%%

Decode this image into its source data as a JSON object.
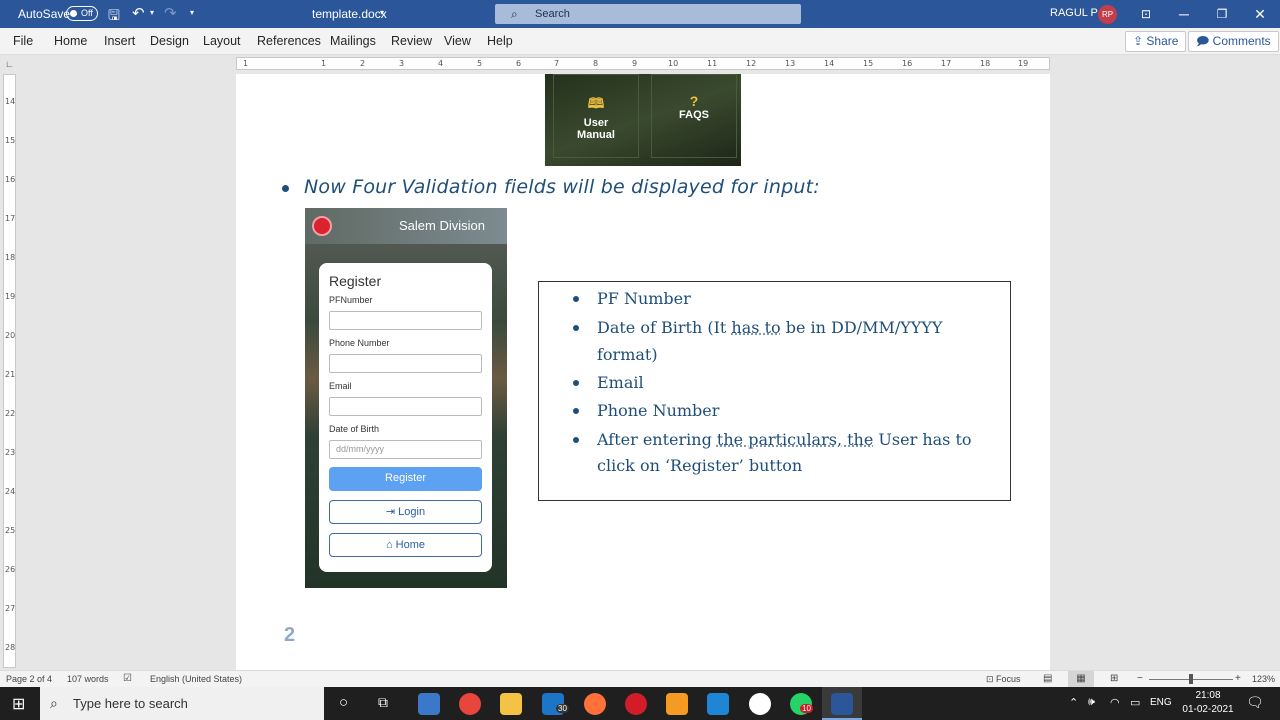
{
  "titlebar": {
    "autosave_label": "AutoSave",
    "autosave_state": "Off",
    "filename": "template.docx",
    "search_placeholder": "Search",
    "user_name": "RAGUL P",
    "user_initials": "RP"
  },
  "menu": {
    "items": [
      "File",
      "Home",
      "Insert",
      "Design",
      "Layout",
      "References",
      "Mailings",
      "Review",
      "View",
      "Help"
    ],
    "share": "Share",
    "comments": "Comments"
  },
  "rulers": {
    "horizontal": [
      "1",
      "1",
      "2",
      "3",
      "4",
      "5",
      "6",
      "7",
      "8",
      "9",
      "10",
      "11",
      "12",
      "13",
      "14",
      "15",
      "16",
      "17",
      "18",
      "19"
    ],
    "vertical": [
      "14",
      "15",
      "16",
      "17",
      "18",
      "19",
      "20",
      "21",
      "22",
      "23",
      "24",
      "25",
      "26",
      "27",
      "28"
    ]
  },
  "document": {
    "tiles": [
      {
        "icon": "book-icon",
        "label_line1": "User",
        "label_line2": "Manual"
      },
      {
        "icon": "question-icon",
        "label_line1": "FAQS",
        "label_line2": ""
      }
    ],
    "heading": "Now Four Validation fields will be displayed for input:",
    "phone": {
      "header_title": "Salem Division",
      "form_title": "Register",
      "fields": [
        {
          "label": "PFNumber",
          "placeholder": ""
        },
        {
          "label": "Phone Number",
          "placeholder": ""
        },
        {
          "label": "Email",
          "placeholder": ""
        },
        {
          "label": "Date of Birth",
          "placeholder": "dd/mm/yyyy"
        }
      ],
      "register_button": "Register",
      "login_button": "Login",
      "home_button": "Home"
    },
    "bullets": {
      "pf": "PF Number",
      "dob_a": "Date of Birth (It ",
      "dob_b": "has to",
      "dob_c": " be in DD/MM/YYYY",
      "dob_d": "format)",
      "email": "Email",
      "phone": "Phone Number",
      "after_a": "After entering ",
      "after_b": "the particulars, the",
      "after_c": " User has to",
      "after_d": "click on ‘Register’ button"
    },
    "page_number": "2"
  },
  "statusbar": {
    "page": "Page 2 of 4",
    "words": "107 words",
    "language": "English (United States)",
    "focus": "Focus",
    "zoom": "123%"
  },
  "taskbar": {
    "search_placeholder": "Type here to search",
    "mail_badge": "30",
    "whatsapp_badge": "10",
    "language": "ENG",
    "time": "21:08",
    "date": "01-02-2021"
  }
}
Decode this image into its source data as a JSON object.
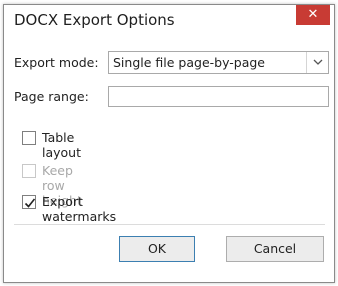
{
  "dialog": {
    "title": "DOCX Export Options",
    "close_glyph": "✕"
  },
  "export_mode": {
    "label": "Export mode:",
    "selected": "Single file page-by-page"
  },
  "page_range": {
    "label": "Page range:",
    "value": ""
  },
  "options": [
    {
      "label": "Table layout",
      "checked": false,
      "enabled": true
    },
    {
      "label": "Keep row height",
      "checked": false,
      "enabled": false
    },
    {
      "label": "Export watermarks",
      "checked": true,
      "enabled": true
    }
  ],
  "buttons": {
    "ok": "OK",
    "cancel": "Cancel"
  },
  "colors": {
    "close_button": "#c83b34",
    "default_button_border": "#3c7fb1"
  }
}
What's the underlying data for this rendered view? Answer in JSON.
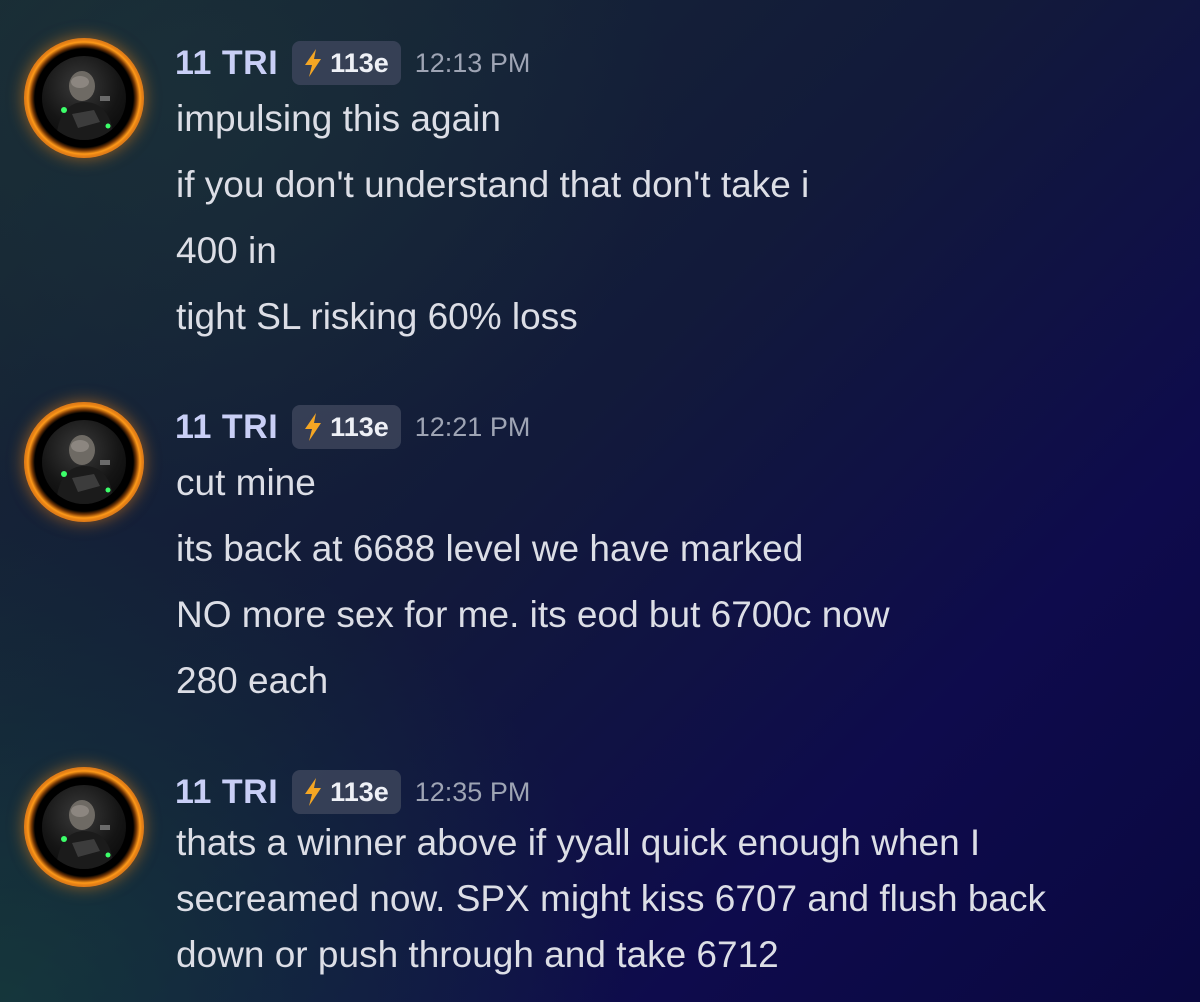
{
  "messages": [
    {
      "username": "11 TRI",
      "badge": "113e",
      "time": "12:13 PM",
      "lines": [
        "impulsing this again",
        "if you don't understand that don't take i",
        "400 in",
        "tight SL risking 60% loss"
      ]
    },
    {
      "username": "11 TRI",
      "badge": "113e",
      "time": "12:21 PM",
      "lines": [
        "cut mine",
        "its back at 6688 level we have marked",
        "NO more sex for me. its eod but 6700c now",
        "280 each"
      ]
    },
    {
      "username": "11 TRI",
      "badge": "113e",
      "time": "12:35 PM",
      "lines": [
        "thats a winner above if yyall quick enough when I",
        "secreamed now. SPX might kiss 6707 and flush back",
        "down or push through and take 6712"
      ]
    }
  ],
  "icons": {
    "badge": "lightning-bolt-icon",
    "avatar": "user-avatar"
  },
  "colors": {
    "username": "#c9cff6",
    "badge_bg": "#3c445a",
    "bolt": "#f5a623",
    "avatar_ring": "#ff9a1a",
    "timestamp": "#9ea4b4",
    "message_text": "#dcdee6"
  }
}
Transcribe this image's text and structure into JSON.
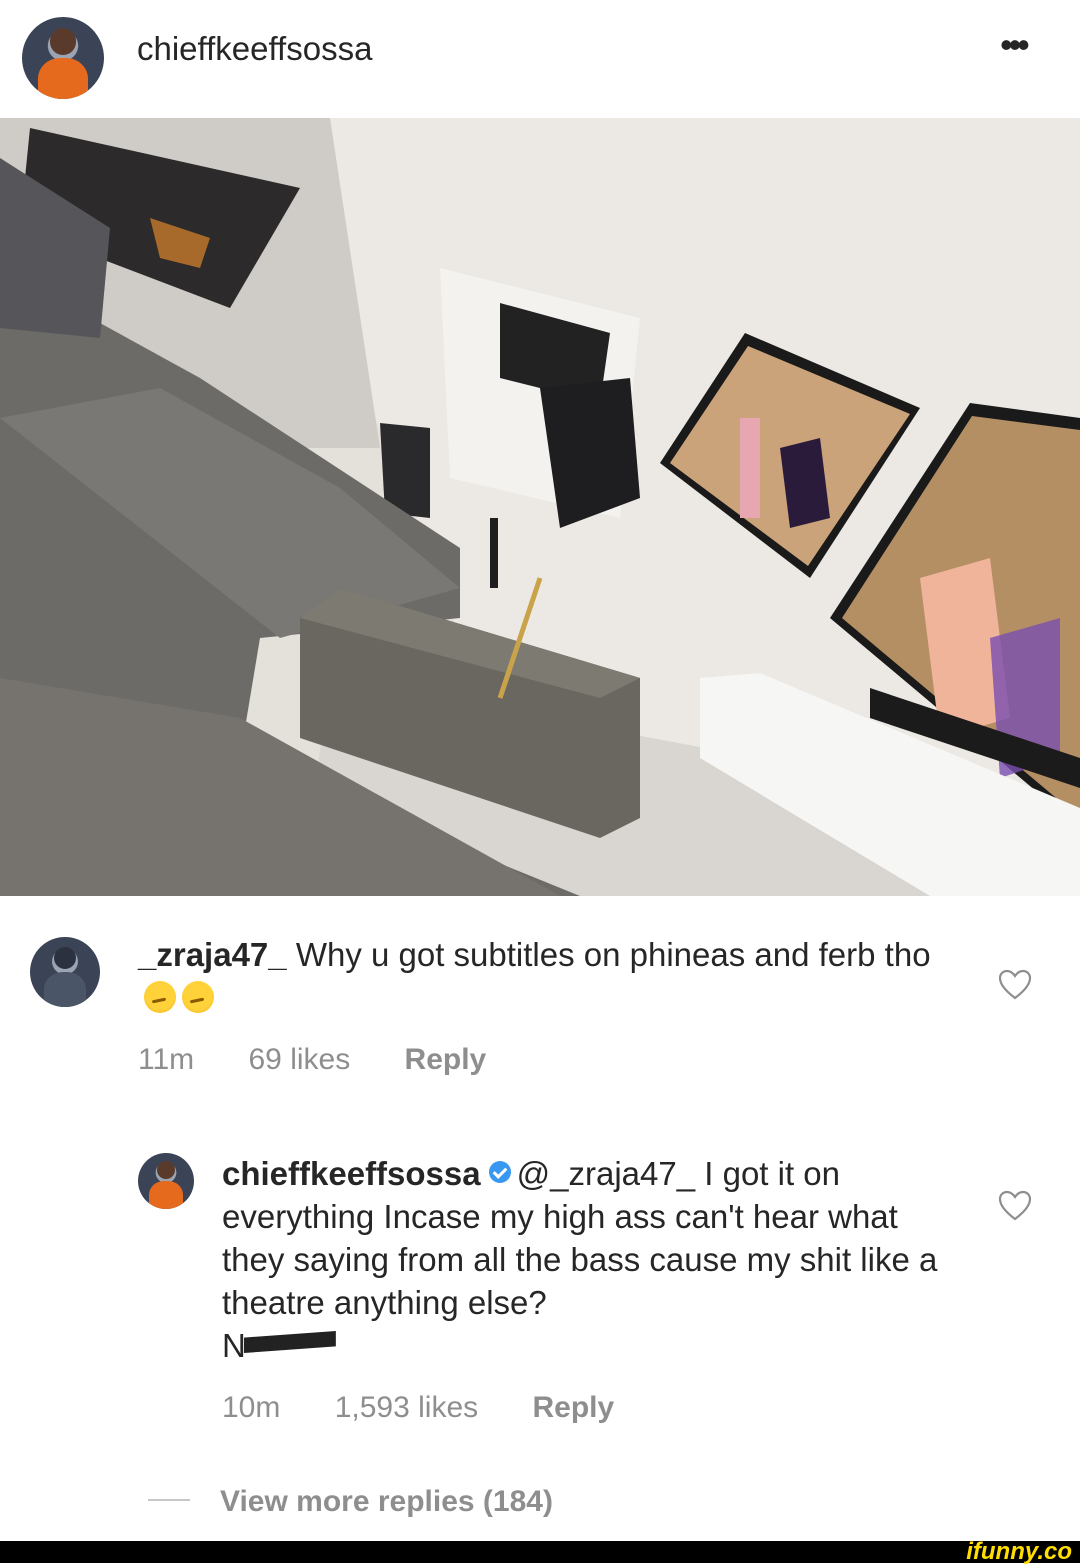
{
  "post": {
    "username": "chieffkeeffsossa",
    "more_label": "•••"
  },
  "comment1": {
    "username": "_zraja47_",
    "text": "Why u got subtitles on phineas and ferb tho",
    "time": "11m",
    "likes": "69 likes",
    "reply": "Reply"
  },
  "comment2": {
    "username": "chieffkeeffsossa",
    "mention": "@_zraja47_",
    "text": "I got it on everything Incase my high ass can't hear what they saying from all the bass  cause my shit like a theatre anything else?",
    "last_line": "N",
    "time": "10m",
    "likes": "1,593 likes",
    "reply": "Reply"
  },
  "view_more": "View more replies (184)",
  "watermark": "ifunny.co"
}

%%

**Task details**
Without the pictures, transcribe the listing above exactly.

**Task answer**
Decode this image into its source data as a JSON object.
{
  "titlebar": {
    "autosave_label": "AutoSave",
    "autosave_state": "Off",
    "filename": "template.docx",
    "search_placeholder": "Search",
    "user_name": "RAGUL P",
    "user_initials": "RP"
  },
  "menu": {
    "items": [
      "File",
      "Home",
      "Insert",
      "Design",
      "Layout",
      "References",
      "Mailings",
      "Review",
      "View",
      "Help"
    ],
    "share": "Share",
    "comments": "Comments"
  },
  "rulers": {
    "horizontal": [
      "1",
      "1",
      "2",
      "3",
      "4",
      "5",
      "6",
      "7",
      "8",
      "9",
      "10",
      "11",
      "12",
      "13",
      "14",
      "15",
      "16",
      "17",
      "18",
      "19"
    ],
    "vertical": [
      "14",
      "15",
      "16",
      "17",
      "18",
      "19",
      "20",
      "21",
      "22",
      "23",
      "24",
      "25",
      "26",
      "27",
      "28"
    ]
  },
  "document": {
    "tiles": [
      {
        "icon": "book-icon",
        "label_line1": "User",
        "label_line2": "Manual"
      },
      {
        "icon": "question-icon",
        "label_line1": "FAQS",
        "label_line2": ""
      }
    ],
    "heading": "Now Four Validation fields will be displayed for input:",
    "phone": {
      "header_title": "Salem Division",
      "form_title": "Register",
      "fields": [
        {
          "label": "PFNumber",
          "placeholder": ""
        },
        {
          "label": "Phone Number",
          "placeholder": ""
        },
        {
          "label": "Email",
          "placeholder": ""
        },
        {
          "label": "Date of Birth",
          "placeholder": "dd/mm/yyyy"
        }
      ],
      "register_button": "Register",
      "login_button": "Login",
      "home_button": "Home"
    },
    "bullets": {
      "pf": "PF Number",
      "dob_a": "Date of Birth (It ",
      "dob_b": "has to",
      "dob_c": " be in DD/MM/YYYY",
      "dob_d": "format)",
      "email": "Email",
      "phone": "Phone Number",
      "after_a": "After entering ",
      "after_b": "the particulars, the",
      "after_c": " User has to",
      "after_d": "click on ‘Register’ button"
    },
    "page_number": "2"
  },
  "statusbar": {
    "page": "Page 2 of 4",
    "words": "107 words",
    "language": "English (United States)",
    "focus": "Focus",
    "zoom": "123%"
  },
  "taskbar": {
    "search_placeholder": "Type here to search",
    "mail_badge": "30",
    "whatsapp_badge": "10",
    "language": "ENG",
    "time": "21:08",
    "date": "01-02-2021"
  }
}
Decode this image into its source data as a JSON object.
{
  "dialog": {
    "title": "DOCX Export Options",
    "close_glyph": "✕"
  },
  "export_mode": {
    "label": "Export mode:",
    "selected": "Single file page-by-page"
  },
  "page_range": {
    "label": "Page range:",
    "value": ""
  },
  "options": [
    {
      "label": "Table layout",
      "checked": false,
      "enabled": true
    },
    {
      "label": "Keep row height",
      "checked": false,
      "enabled": false
    },
    {
      "label": "Export watermarks",
      "checked": true,
      "enabled": true
    }
  ],
  "buttons": {
    "ok": "OK",
    "cancel": "Cancel"
  },
  "colors": {
    "close_button": "#c83b34",
    "default_button_border": "#3c7fb1"
  }
}
What's the underlying data for this rendered view? Answer in JSON.
{
  "messages": [
    {
      "username": "11 TRI",
      "badge": "113e",
      "time": "12:13 PM",
      "lines": [
        "impulsing this again",
        "if you don't understand that don't take i",
        "400 in",
        "tight SL risking 60% loss"
      ]
    },
    {
      "username": "11 TRI",
      "badge": "113e",
      "time": "12:21 PM",
      "lines": [
        "cut mine",
        "its back at 6688 level we have marked",
        "NO more sex for me. its eod but 6700c now",
        "280 each"
      ]
    },
    {
      "username": "11 TRI",
      "badge": "113e",
      "time": "12:35 PM",
      "lines": [
        "thats a winner above if yyall quick enough when I",
        "secreamed now. SPX might kiss 6707 and flush back",
        "down or push through and take 6712"
      ]
    }
  ],
  "icons": {
    "badge": "lightning-bolt-icon",
    "avatar": "user-avatar"
  },
  "colors": {
    "username": "#c9cff6",
    "badge_bg": "#3c445a",
    "bolt": "#f5a623",
    "avatar_ring": "#ff9a1a",
    "timestamp": "#9ea4b4",
    "message_text": "#dcdee6"
  }
}
Transcribe this image's text and structure into JSON.
{
  "post": {
    "username": "chieffkeeffsossa",
    "more_label": "•••"
  },
  "comment1": {
    "username": "_zraja47_",
    "text": "Why u got subtitles on phineas and ferb tho",
    "time": "11m",
    "likes": "69 likes",
    "reply": "Reply"
  },
  "comment2": {
    "username": "chieffkeeffsossa",
    "mention": "@_zraja47_",
    "text": "I got it on everything Incase my high ass can't hear what they saying from all the bass  cause my shit like a theatre anything else?",
    "last_line": "N",
    "time": "10m",
    "likes": "1,593 likes",
    "reply": "Reply"
  },
  "view_more": "View more replies (184)",
  "watermark": "ifunny.co"
}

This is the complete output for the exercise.